What to produce
Take each line containing the word "jacket" and copy it.

Collected data
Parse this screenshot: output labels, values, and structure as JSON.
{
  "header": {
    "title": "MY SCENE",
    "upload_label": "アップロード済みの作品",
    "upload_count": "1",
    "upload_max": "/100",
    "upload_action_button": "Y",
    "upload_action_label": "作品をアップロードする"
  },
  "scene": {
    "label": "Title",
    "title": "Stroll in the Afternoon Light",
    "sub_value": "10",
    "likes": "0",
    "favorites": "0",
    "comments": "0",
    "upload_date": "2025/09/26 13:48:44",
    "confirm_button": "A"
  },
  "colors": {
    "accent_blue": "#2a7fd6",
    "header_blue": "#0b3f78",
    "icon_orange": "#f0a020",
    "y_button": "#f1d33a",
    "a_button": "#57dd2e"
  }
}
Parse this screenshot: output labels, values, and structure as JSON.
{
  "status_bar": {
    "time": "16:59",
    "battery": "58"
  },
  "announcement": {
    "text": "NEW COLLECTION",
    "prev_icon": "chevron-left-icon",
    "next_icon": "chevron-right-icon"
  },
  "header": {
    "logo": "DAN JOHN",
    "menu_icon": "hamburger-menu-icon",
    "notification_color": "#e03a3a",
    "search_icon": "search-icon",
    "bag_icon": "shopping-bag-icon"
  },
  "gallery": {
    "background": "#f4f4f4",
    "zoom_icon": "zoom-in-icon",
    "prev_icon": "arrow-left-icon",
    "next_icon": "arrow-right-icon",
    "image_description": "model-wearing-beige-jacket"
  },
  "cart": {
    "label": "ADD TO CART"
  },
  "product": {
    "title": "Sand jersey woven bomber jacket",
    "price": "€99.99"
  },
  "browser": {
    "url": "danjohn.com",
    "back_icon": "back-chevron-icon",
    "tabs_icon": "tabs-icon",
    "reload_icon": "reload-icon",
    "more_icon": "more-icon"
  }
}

Finished answer
    "image_description": "model-wearing-beige-jacket"
    "title": "Sand jersey woven bomber jacket",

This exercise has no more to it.